DIRECTIONS FOR THIS TASK ->
Work out how many lines contain "Density". Reply with the count alone.

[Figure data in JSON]
^^^^^^^^^^^^^^^^
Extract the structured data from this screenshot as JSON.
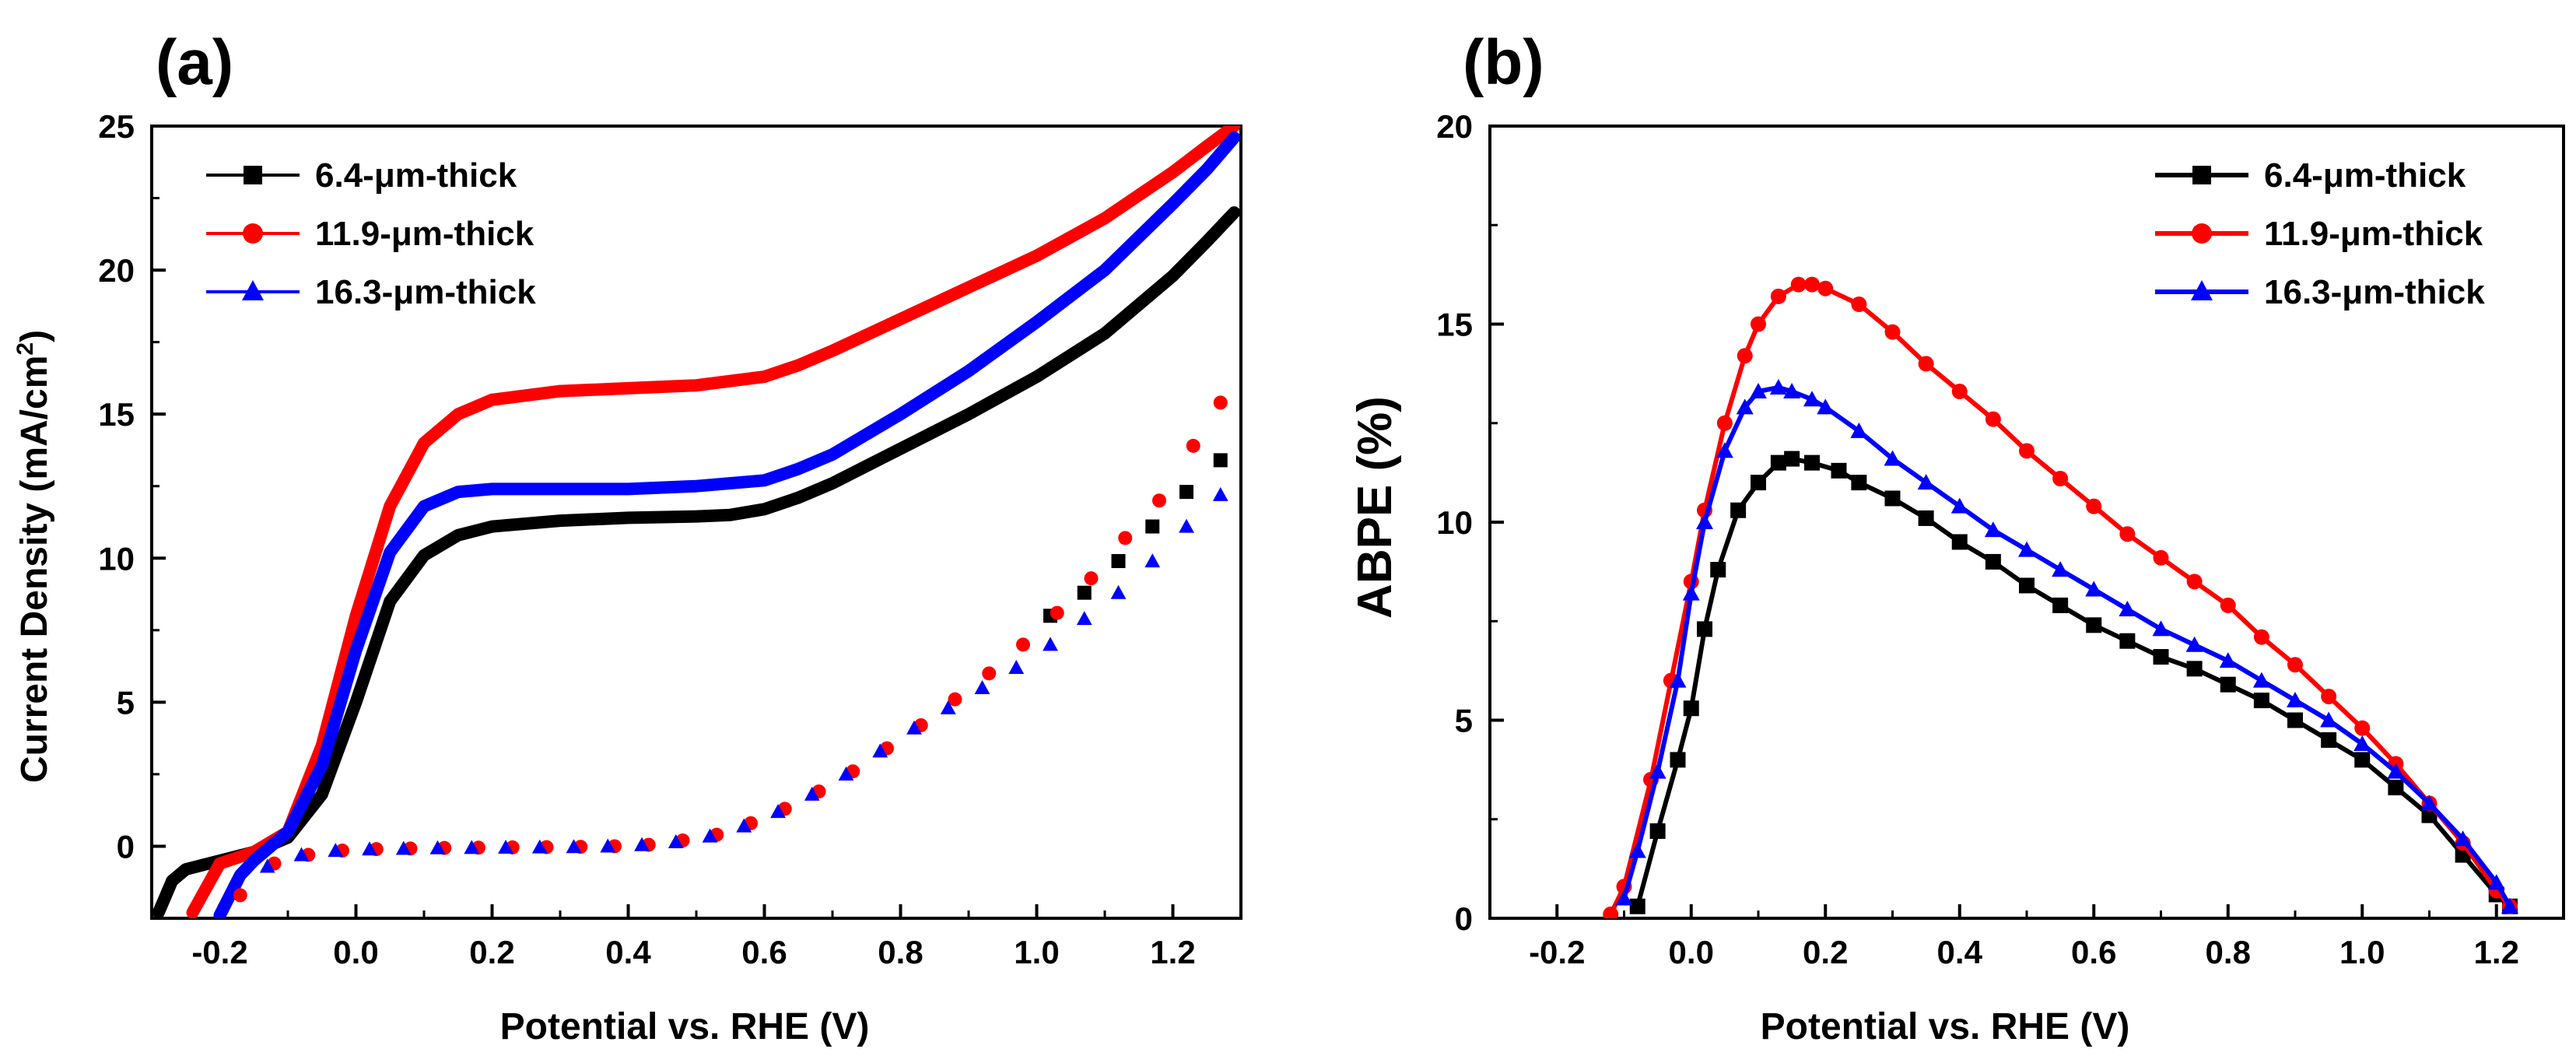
{
  "panels": [
    {
      "label": "(a)",
      "xlabel": "Potential vs. RHE (V)",
      "ylabel": "Current Density (mA/cm",
      "ylabel_sup": "2",
      "ylabel_end": ")",
      "legend": [
        "6.4-μm-thick",
        "11.9-μm-thick",
        "16.3-μm-thick"
      ],
      "xticks": [
        "-0.2",
        "0.0",
        "0.2",
        "0.4",
        "0.6",
        "0.8",
        "1.0",
        "1.2"
      ],
      "yticks": [
        "0",
        "5",
        "10",
        "15",
        "20",
        "25"
      ]
    },
    {
      "label": "(b)",
      "xlabel": "Potential vs. RHE (V)",
      "ylabel": "ABPE (%)",
      "legend": [
        "6.4-μm-thick",
        "11.9-μm-thick",
        "16.3-μm-thick"
      ],
      "xticks": [
        "-0.2",
        "0.0",
        "0.2",
        "0.4",
        "0.6",
        "0.8",
        "1.0",
        "1.2"
      ],
      "yticks": [
        "0",
        "5",
        "10",
        "15",
        "20"
      ]
    }
  ],
  "colors": {
    "black": "#000000",
    "red": "#ff0000",
    "blue": "#0000ff"
  },
  "chart_data": [
    {
      "type": "line",
      "xlabel": "Potential vs. RHE (V)",
      "ylabel": "Current Density (mA/cm2)",
      "xlim": [
        -0.3,
        1.3
      ],
      "ylim": [
        -2.5,
        25
      ],
      "legend_position": "top-left",
      "series": [
        {
          "name": "6.4-μm-thick",
          "color": "#000000",
          "marker": "square",
          "kind": "light",
          "x": [
            -0.29,
            -0.27,
            -0.25,
            -0.2,
            -0.15,
            -0.1,
            -0.05,
            0.0,
            0.05,
            0.1,
            0.15,
            0.2,
            0.3,
            0.4,
            0.5,
            0.55,
            0.6,
            0.65,
            0.7,
            0.8,
            0.9,
            1.0,
            1.1,
            1.2,
            1.25,
            1.29
          ],
          "y": [
            -2.3,
            -1.2,
            -0.8,
            -0.5,
            -0.2,
            0.3,
            1.8,
            5.0,
            8.5,
            10.1,
            10.8,
            11.1,
            11.3,
            11.4,
            11.45,
            11.5,
            11.7,
            12.1,
            12.6,
            13.8,
            15.0,
            16.3,
            17.8,
            19.8,
            21.0,
            22.0
          ]
        },
        {
          "name": "11.9-μm-thick",
          "color": "#ff0000",
          "marker": "circle",
          "kind": "light",
          "x": [
            -0.24,
            -0.2,
            -0.15,
            -0.1,
            -0.05,
            0.0,
            0.05,
            0.1,
            0.15,
            0.2,
            0.3,
            0.4,
            0.5,
            0.6,
            0.65,
            0.7,
            0.8,
            0.9,
            1.0,
            1.1,
            1.2,
            1.25,
            1.29
          ],
          "y": [
            -2.3,
            -0.6,
            -0.2,
            0.5,
            3.5,
            8.0,
            11.8,
            14.0,
            15.0,
            15.5,
            15.8,
            15.9,
            16.0,
            16.3,
            16.7,
            17.2,
            18.3,
            19.4,
            20.5,
            21.8,
            23.4,
            24.3,
            25.0
          ]
        },
        {
          "name": "16.3-μm-thick",
          "color": "#0000ff",
          "marker": "triangle",
          "kind": "light",
          "x": [
            -0.2,
            -0.17,
            -0.15,
            -0.1,
            -0.05,
            0.0,
            0.05,
            0.1,
            0.15,
            0.2,
            0.3,
            0.4,
            0.5,
            0.6,
            0.65,
            0.7,
            0.8,
            0.9,
            1.0,
            1.1,
            1.2,
            1.25,
            1.29
          ],
          "y": [
            -2.4,
            -1.0,
            -0.5,
            0.5,
            2.8,
            6.8,
            10.2,
            11.8,
            12.3,
            12.4,
            12.4,
            12.4,
            12.5,
            12.7,
            13.1,
            13.6,
            15.0,
            16.5,
            18.2,
            20.0,
            22.3,
            23.5,
            24.6
          ]
        },
        {
          "name": "",
          "color": "#000000",
          "marker": "square",
          "kind": "dark",
          "x": [
            1.02,
            1.07,
            1.12,
            1.17,
            1.22,
            1.27
          ],
          "y": [
            8.0,
            8.8,
            9.9,
            11.1,
            12.3,
            13.4
          ]
        },
        {
          "name": "",
          "color": "#ff0000",
          "marker": "circle",
          "kind": "dark",
          "x": [
            -0.17,
            -0.12,
            -0.07,
            -0.02,
            0.03,
            0.08,
            0.13,
            0.18,
            0.23,
            0.28,
            0.33,
            0.38,
            0.43,
            0.48,
            0.53,
            0.58,
            0.63,
            0.68,
            0.73,
            0.78,
            0.83,
            0.88,
            0.93,
            0.98,
            1.03,
            1.08,
            1.13,
            1.18,
            1.23,
            1.27
          ],
          "y": [
            -1.7,
            -0.6,
            -0.3,
            -0.15,
            -0.1,
            -0.08,
            -0.06,
            -0.05,
            -0.04,
            -0.03,
            -0.02,
            0.0,
            0.05,
            0.2,
            0.4,
            0.8,
            1.3,
            1.9,
            2.6,
            3.4,
            4.2,
            5.1,
            6.0,
            7.0,
            8.1,
            9.3,
            10.7,
            12.0,
            13.9,
            15.4
          ]
        },
        {
          "name": "",
          "color": "#0000ff",
          "marker": "triangle",
          "kind": "dark",
          "x": [
            -0.13,
            -0.08,
            -0.03,
            0.02,
            0.07,
            0.12,
            0.17,
            0.22,
            0.27,
            0.32,
            0.37,
            0.42,
            0.47,
            0.52,
            0.57,
            0.62,
            0.67,
            0.72,
            0.77,
            0.82,
            0.87,
            0.92,
            0.97,
            1.02,
            1.07,
            1.12,
            1.17,
            1.22,
            1.27
          ],
          "y": [
            -0.7,
            -0.3,
            -0.15,
            -0.1,
            -0.08,
            -0.06,
            -0.05,
            -0.04,
            -0.03,
            -0.02,
            0.0,
            0.05,
            0.15,
            0.35,
            0.7,
            1.2,
            1.8,
            2.5,
            3.3,
            4.1,
            4.8,
            5.5,
            6.2,
            7.0,
            7.9,
            8.8,
            9.9,
            11.1,
            12.2
          ]
        }
      ]
    },
    {
      "type": "line",
      "xlabel": "Potential vs. RHE (V)",
      "ylabel": "ABPE (%)",
      "xlim": [
        -0.3,
        1.3
      ],
      "ylim": [
        0,
        20
      ],
      "legend_position": "top-right",
      "series": [
        {
          "name": "6.4-μm-thick",
          "color": "#000000",
          "marker": "square",
          "x": [
            -0.08,
            -0.05,
            -0.02,
            0.0,
            0.02,
            0.04,
            0.07,
            0.1,
            0.13,
            0.15,
            0.18,
            0.22,
            0.25,
            0.3,
            0.35,
            0.4,
            0.45,
            0.5,
            0.55,
            0.6,
            0.65,
            0.7,
            0.75,
            0.8,
            0.85,
            0.9,
            0.95,
            1.0,
            1.05,
            1.1,
            1.15,
            1.2,
            1.22
          ],
          "y": [
            0.3,
            2.2,
            4.0,
            5.3,
            7.3,
            8.8,
            10.3,
            11.0,
            11.5,
            11.6,
            11.5,
            11.3,
            11.0,
            10.6,
            10.1,
            9.5,
            9.0,
            8.4,
            7.9,
            7.4,
            7.0,
            6.6,
            6.3,
            5.9,
            5.5,
            5.0,
            4.5,
            4.0,
            3.3,
            2.6,
            1.6,
            0.6,
            0.3
          ]
        },
        {
          "name": "11.9-μm-thick",
          "color": "#ff0000",
          "marker": "circle",
          "x": [
            -0.12,
            -0.1,
            -0.06,
            -0.03,
            0.0,
            0.02,
            0.05,
            0.08,
            0.1,
            0.13,
            0.16,
            0.18,
            0.2,
            0.25,
            0.3,
            0.35,
            0.4,
            0.45,
            0.5,
            0.55,
            0.6,
            0.65,
            0.7,
            0.75,
            0.8,
            0.85,
            0.9,
            0.95,
            1.0,
            1.05,
            1.1,
            1.15,
            1.2,
            1.22
          ],
          "y": [
            0.1,
            0.8,
            3.5,
            6.0,
            8.5,
            10.3,
            12.5,
            14.2,
            15.0,
            15.7,
            16.0,
            16.0,
            15.9,
            15.5,
            14.8,
            14.0,
            13.3,
            12.6,
            11.8,
            11.1,
            10.4,
            9.7,
            9.1,
            8.5,
            7.9,
            7.1,
            6.4,
            5.6,
            4.8,
            3.9,
            2.9,
            1.9,
            0.7,
            0.3
          ]
        },
        {
          "name": "16.3-μm-thick",
          "color": "#0000ff",
          "marker": "triangle",
          "x": [
            -0.1,
            -0.08,
            -0.05,
            -0.02,
            0.0,
            0.02,
            0.05,
            0.08,
            0.1,
            0.13,
            0.15,
            0.18,
            0.2,
            0.25,
            0.3,
            0.35,
            0.4,
            0.45,
            0.5,
            0.55,
            0.6,
            0.65,
            0.7,
            0.75,
            0.8,
            0.85,
            0.9,
            0.95,
            1.0,
            1.05,
            1.1,
            1.15,
            1.2,
            1.22
          ],
          "y": [
            0.5,
            1.7,
            3.7,
            6.0,
            8.2,
            10.0,
            11.8,
            12.9,
            13.3,
            13.4,
            13.3,
            13.1,
            12.9,
            12.3,
            11.6,
            11.0,
            10.4,
            9.8,
            9.3,
            8.8,
            8.3,
            7.8,
            7.3,
            6.9,
            6.5,
            6.0,
            5.5,
            5.0,
            4.4,
            3.7,
            2.9,
            2.0,
            0.9,
            0.3
          ]
        }
      ]
    }
  ]
}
^^^^^^^^^^^^^^^^
EXERCISE RESPONSE ->
2